Listed entries>

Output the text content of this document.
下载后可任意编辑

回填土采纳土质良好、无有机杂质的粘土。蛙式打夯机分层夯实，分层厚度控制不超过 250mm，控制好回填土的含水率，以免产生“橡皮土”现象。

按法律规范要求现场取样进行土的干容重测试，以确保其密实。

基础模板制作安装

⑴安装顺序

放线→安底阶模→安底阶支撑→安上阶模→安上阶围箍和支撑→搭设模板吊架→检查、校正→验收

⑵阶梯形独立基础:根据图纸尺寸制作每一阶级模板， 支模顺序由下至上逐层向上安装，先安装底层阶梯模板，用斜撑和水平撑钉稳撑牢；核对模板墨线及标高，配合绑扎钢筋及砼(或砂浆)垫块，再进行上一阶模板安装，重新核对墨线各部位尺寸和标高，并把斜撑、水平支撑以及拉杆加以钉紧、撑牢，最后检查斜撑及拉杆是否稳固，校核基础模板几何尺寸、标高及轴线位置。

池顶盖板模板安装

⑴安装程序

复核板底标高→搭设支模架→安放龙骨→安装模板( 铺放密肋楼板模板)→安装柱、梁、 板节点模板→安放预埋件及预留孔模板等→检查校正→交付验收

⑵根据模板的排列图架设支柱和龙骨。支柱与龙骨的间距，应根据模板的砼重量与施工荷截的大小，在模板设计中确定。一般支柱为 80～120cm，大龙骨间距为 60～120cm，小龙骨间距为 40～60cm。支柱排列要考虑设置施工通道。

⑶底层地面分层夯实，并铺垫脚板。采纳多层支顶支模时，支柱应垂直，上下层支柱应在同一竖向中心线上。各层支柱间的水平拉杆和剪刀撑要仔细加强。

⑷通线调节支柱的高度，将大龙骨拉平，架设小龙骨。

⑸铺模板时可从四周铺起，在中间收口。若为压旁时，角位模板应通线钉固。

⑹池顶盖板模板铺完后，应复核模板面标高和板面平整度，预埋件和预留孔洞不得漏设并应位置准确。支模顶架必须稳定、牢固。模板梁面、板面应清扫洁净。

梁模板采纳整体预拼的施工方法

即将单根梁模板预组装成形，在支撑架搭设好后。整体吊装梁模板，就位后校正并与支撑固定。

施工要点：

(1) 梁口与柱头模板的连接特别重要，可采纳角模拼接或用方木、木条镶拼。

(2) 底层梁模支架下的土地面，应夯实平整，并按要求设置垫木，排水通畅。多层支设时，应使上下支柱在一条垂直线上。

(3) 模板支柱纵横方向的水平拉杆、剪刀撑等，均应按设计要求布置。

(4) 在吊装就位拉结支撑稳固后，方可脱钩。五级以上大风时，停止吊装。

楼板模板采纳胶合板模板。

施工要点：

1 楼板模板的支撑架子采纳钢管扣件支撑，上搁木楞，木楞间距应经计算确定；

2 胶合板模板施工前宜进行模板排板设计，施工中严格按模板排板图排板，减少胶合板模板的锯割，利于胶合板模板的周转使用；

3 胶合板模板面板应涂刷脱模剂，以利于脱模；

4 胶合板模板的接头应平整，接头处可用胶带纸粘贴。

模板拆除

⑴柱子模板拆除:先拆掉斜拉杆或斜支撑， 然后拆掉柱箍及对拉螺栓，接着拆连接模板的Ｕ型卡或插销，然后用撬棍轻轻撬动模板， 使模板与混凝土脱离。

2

Set exercise>
Print the whole listing again, exactly.

Solved exercise>
Output the text content of this document.
下载后可任意编辑

回填土采纳土质良好、无有机杂质的粘土。蛙式打夯机分层夯实，分层厚度控制不超过 250mm，控制好回填土的含水率，以免产生“橡皮土”现象。

按法律规范要求现场取样进行土的干容重测试，以确保其密实。

基础模板制作安装

⑴安装顺序

放线→安底阶模→安底阶支撑→安上阶模→安上阶围箍和支撑→搭设模板吊架→检查、校正→验收

⑵阶梯形独立基础:根据图纸尺寸制作每一阶级模板， 支模顺序由下至上逐层向上安装，先安装底层阶梯模板，用斜撑和水平撑钉稳撑牢；核对模板墨线及标高，配合绑扎钢筋及砼(或砂浆)垫块，再进行上一阶模板安装，重新核对墨线各部位尺寸和标高，并把斜撑、水平支撑以及拉杆加以钉紧、撑牢，最后检查斜撑及拉杆是否稳固，校核基础模板几何尺寸、标高及轴线位置。

池顶盖板模板安装

⑴安装程序

复核板底标高→搭设支模架→安放龙骨→安装模板( 铺放密肋楼板模板)→安装柱、梁、 板节点模板→安放预埋件及预留孔模板等→检查校正→交付验收

⑵根据模板的排列图架设支柱和龙骨。支柱与龙骨的间距，应根据模板的砼重量与施工荷截的大小，在模板设计中确定。一般支柱为 80～120cm，大龙骨间距为 60～120cm，小龙骨间距为 40～60cm。支柱排列要考虑设置施工通道。

⑶底层地面分层夯实，并铺垫脚板。采纳多层支顶支模时，支柱应垂直，上下层支柱应在同一竖向中心线上。各层支柱间的水平拉杆和剪刀撑要仔细加强。

⑷通线调节支柱的高度，将大龙骨拉平，架设小龙骨。

⑸铺模板时可从四周铺起，在中间收口。若为压旁时，角位模板应通线钉固。

⑹池顶盖板模板铺完后，应复核模板面标高和板面平整度，预埋件和预留孔洞不得漏设并应位置准确。支模顶架必须稳定、牢固。模板梁面、板面应清扫洁净。

梁模板采纳整体预拼的施工方法

即将单根梁模板预组装成形，在支撑架搭设好后。整体吊装梁模板，就位后校正并与支撑固定。

施工要点：

(1) 梁口与柱头模板的连接特别重要，可采纳角模拼接或用方木、木条镶拼。

(2) 底层梁模支架下的土地面，应夯实平整，并按要求设置垫木，排水通畅。多层支设时，应使上下支柱在一条垂直线上。

(3) 模板支柱纵横方向的水平拉杆、剪刀撑等，均应按设计要求布置。

(4) 在吊装就位拉结支撑稳固后，方可脱钩。五级以上大风时，停止吊装。

楼板模板采纳胶合板模板。

施工要点：

1 楼板模板的支撑架子采纳钢管扣件支撑，上搁木楞，木楞间距应经计算确定；

2 胶合板模板施工前宜进行模板排板设计，施工中严格按模板排板图排板，减少胶合板模板的锯割，利于胶合板模板的周转使用；

3 胶合板模板面板应涂刷脱模剂，以利于脱模；

4 胶合板模板的接头应平整，接头处可用胶带纸粘贴。

模板拆除

⑴柱子模板拆除:先拆掉斜拉杆或斜支撑， 然后拆掉柱箍及对拉螺栓，接着拆连接模板的Ｕ型卡或插销，然后用撬棍轻轻撬动模板， 使模板与混凝土脱离。

2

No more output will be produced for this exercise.